◆ Do this ◆
Read through the entries below and return each line with the word "from".

** start of Data for the task **

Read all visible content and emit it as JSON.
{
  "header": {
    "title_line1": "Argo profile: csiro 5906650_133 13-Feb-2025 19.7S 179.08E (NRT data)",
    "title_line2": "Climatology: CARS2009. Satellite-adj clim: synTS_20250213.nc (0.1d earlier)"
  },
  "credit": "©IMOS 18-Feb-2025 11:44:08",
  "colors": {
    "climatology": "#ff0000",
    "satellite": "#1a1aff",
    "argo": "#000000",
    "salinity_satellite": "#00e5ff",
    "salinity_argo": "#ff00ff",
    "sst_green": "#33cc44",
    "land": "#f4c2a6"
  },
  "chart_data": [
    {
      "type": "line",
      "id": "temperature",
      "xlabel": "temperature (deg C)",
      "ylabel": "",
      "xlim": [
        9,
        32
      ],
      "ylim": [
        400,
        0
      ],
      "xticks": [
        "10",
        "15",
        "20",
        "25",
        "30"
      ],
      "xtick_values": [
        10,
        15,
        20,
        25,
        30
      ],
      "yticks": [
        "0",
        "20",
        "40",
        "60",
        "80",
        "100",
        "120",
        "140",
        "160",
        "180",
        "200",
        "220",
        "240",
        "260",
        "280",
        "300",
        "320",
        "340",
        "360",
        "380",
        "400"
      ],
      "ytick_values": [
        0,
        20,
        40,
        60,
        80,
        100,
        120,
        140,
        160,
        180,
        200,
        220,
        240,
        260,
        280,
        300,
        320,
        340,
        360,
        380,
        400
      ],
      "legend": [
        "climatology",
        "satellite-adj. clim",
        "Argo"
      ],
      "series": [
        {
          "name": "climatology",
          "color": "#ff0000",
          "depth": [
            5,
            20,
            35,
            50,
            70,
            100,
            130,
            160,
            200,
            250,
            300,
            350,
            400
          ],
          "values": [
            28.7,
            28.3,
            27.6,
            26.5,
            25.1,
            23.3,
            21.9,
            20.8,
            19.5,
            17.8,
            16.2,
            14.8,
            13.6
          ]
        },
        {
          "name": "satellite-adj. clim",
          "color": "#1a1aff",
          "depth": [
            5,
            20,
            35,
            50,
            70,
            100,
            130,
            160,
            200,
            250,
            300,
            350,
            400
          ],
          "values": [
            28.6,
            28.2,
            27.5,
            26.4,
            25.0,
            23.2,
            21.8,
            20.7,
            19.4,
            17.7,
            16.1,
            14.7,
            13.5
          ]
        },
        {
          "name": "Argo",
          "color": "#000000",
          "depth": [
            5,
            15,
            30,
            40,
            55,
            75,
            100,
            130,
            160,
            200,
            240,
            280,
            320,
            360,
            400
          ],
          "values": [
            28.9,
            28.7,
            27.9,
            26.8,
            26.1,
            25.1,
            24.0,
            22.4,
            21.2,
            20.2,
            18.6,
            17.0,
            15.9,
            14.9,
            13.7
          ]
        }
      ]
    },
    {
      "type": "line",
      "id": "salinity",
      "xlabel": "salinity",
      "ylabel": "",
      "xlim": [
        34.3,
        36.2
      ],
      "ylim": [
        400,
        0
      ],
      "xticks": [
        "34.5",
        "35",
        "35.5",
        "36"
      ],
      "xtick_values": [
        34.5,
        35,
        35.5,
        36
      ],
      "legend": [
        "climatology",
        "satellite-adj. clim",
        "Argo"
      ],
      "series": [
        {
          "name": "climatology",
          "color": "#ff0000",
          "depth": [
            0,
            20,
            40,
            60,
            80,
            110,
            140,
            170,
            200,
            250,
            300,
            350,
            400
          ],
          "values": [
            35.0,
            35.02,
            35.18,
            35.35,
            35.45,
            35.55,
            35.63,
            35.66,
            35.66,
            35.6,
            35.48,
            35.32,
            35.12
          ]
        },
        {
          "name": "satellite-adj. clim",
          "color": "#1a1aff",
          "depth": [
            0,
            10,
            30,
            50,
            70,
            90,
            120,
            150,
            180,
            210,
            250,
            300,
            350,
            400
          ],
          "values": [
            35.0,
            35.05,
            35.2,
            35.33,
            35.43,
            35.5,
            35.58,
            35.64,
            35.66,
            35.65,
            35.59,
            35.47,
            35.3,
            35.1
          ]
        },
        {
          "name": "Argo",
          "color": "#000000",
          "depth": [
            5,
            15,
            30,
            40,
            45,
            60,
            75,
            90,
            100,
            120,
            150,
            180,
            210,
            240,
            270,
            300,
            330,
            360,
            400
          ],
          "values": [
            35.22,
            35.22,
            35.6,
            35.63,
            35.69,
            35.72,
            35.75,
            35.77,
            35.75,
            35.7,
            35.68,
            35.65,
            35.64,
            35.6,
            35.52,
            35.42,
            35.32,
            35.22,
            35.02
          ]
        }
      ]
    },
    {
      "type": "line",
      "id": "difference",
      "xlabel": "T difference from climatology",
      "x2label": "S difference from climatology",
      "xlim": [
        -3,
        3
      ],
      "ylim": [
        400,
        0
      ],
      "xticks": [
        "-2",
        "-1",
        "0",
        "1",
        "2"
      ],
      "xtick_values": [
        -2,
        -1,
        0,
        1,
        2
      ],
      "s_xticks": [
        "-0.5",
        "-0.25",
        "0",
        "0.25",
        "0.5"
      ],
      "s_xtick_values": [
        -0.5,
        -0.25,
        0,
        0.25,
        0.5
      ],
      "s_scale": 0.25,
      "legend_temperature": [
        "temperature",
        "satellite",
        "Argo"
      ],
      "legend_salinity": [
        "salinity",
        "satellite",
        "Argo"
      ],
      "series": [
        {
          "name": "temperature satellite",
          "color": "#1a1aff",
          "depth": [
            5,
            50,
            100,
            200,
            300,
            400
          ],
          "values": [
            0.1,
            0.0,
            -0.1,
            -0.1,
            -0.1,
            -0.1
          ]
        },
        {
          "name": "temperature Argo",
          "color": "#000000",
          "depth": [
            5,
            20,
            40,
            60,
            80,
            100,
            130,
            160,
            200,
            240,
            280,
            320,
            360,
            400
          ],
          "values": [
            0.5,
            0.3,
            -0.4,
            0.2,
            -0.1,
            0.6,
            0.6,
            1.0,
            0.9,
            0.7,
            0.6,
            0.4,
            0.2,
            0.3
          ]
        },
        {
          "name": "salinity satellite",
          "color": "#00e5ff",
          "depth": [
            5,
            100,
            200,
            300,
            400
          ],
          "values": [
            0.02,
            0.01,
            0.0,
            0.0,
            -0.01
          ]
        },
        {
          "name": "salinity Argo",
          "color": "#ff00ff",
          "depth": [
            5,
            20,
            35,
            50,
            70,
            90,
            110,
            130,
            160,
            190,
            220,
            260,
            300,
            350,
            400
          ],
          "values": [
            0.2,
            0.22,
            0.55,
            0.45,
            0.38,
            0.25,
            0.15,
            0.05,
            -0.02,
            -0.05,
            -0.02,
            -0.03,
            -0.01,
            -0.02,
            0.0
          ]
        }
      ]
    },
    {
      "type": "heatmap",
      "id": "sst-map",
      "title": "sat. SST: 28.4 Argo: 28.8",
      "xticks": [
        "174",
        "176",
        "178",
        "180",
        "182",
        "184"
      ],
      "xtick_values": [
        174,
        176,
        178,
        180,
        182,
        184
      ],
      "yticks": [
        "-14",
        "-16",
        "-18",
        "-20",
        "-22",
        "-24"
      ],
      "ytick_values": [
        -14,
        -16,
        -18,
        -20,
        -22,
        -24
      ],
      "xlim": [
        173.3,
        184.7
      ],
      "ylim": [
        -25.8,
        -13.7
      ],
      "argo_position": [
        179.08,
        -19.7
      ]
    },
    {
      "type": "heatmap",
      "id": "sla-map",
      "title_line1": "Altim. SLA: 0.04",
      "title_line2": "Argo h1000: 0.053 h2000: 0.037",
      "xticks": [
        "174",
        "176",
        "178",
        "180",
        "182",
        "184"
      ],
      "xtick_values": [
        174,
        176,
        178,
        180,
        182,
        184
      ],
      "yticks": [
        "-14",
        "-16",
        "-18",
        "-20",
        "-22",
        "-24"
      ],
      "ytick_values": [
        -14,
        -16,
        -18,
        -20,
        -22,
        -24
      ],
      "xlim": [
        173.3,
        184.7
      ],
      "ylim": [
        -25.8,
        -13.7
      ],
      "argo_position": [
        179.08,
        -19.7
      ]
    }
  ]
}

** end of Data for the task **

◆ Correct response ◆
      "xlabel": "T difference from climatology",
      "x2label": "S difference from climatology",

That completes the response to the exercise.